REQUIREMENT:
Give the rows below as a JSON list of strings with one string per line, skipping blank lines and leaving out the pictures.

MATERIAL:
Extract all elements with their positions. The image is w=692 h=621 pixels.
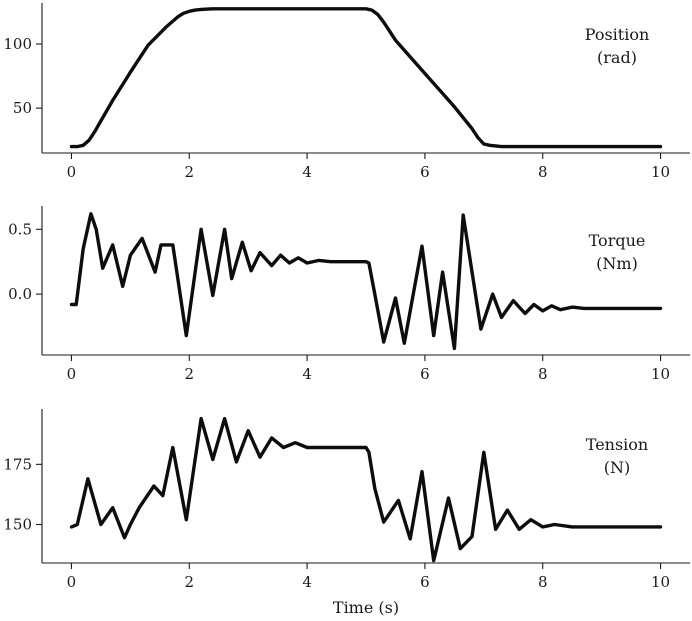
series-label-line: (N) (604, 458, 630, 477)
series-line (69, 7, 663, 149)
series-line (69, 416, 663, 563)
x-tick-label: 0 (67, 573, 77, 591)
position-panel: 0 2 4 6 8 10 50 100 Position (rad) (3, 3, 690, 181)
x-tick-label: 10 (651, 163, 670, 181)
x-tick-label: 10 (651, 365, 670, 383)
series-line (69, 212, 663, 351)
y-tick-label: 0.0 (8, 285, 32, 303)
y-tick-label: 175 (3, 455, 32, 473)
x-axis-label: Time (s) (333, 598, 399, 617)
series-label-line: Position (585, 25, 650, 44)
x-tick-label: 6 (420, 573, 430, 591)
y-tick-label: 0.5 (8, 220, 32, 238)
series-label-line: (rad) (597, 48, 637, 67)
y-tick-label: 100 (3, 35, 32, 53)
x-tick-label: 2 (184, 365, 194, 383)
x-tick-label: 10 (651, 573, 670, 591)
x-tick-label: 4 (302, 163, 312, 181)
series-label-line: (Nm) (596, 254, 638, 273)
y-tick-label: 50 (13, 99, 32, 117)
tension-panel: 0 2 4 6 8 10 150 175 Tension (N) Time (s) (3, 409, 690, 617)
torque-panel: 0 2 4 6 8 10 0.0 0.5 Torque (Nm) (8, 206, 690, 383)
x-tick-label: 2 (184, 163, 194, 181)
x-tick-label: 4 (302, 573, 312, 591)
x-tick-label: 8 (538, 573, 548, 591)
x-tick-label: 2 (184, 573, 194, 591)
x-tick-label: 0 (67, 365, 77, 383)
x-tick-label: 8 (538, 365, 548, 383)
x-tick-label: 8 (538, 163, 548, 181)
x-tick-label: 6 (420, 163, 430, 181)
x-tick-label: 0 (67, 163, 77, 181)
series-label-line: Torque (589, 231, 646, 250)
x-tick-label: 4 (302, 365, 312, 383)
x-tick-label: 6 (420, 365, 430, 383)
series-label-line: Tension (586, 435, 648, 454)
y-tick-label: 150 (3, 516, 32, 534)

WORKED SOLUTION:
[
  "Extract all elements with their positions. The image is w=692 h=621 pixels.",
  "series-label-line: (N) (604, 458, 630, 477)",
  "series-line (69, 7, 663, 149)",
  "series-line (69, 416, 663, 563)",
  "x-tick-label: 0 (67, 573, 77, 591)",
  "position-panel: 0 2 4 6 8 10 50 100 Position (rad) (3, 3, 690, 181)",
  "x-tick-label: 10 (651, 163, 670, 181)",
  "x-tick-label: 10 (651, 365, 670, 383)",
  "series-line (69, 212, 663, 351)",
  "y-tick-label: 0.0 (8, 285, 32, 303)",
  "y-tick-label: 175 (3, 455, 32, 473)",
  "x-axis-label: Time (s) (333, 598, 399, 617)",
  "series-label-line: Position (585, 25, 650, 44)",
  "x-tick-label: 6 (420, 573, 430, 591)",
  "y-tick-label: 0.5 (8, 220, 32, 238)",
  "series-label-line: (rad) (597, 48, 637, 67)",
  "y-tick-label: 100 (3, 35, 32, 53)",
  "x-tick-label: 2 (184, 365, 194, 383)",
  "x-tick-label: 10 (651, 573, 670, 591)",
  "x-tick-label: 4 (302, 163, 312, 181)",
  "series-label-line: (Nm) (596, 254, 638, 273)",
  "y-tick-label: 50 (13, 99, 32, 117)",
  "tension-panel: 0 2 4 6 8 10 150 175 Tension (N) Time (s) (3, 409, 690, 617)",
  "torque-panel: 0 2 4 6 8 10 0.0 0.5 Torque (Nm) (8, 206, 690, 383)",
  "x-tick-label: 2 (184, 163, 194, 181)",
  "x-tick-label: 4 (302, 573, 312, 591)",
  "x-tick-label: 8 (538, 573, 548, 591)",
  "x-tick-label: 2 (184, 573, 194, 591)",
  "x-tick-label: 0 (67, 365, 77, 383)",
  "x-tick-label: 8 (538, 365, 548, 383)",
  "x-tick-label: 8 (538, 163, 548, 181)",
  "x-tick-label: 6 (420, 163, 430, 181)",
  "x-tick-label: 0 (67, 163, 77, 181)",
  "series-label-line: Torque (589, 231, 646, 250)",
  "x-tick-label: 4 (302, 365, 312, 383)",
  "x-tick-label: 6 (420, 365, 430, 383)",
  "series-label-line: Tension (586, 435, 648, 454)",
  "y-tick-label: 150 (3, 516, 32, 534)"
]